Chart and figure data:
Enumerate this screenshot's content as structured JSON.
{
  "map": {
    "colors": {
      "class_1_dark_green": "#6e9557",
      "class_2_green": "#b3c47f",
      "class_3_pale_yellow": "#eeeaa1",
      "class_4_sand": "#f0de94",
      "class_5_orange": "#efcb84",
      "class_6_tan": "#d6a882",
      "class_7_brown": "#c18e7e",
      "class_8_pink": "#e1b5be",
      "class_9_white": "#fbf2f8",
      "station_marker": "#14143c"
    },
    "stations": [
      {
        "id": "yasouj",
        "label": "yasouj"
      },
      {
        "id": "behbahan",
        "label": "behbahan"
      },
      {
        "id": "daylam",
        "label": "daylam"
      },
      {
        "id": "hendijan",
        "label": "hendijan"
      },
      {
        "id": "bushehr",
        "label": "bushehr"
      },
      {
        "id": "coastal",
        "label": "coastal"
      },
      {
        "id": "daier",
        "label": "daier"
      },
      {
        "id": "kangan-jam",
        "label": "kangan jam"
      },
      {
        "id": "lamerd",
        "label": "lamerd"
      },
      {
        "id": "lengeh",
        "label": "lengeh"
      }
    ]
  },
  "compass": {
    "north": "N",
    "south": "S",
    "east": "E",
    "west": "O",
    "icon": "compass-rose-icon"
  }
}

Problem to solve: Copy each record from above without leaving any out.

Exercise response:
Enumerate this screenshot's content as structured JSON.
{
  "map": {
    "colors": {
      "class_1_dark_green": "#6e9557",
      "class_2_green": "#b3c47f",
      "class_3_pale_yellow": "#eeeaa1",
      "class_4_sand": "#f0de94",
      "class_5_orange": "#efcb84",
      "class_6_tan": "#d6a882",
      "class_7_brown": "#c18e7e",
      "class_8_pink": "#e1b5be",
      "class_9_white": "#fbf2f8",
      "station_marker": "#14143c"
    },
    "stations": [
      {
        "id": "yasouj",
        "label": "yasouj"
      },
      {
        "id": "behbahan",
        "label": "behbahan"
      },
      {
        "id": "daylam",
        "label": "daylam"
      },
      {
        "id": "hendijan",
        "label": "hendijan"
      },
      {
        "id": "bushehr",
        "label": "bushehr"
      },
      {
        "id": "coastal",
        "label": "coastal"
      },
      {
        "id": "daier",
        "label": "daier"
      },
      {
        "id": "kangan-jam",
        "label": "kangan jam"
      },
      {
        "id": "lamerd",
        "label": "lamerd"
      },
      {
        "id": "lengeh",
        "label": "lengeh"
      }
    ]
  },
  "compass": {
    "north": "N",
    "south": "S",
    "east": "E",
    "west": "O",
    "icon": "compass-rose-icon"
  }
}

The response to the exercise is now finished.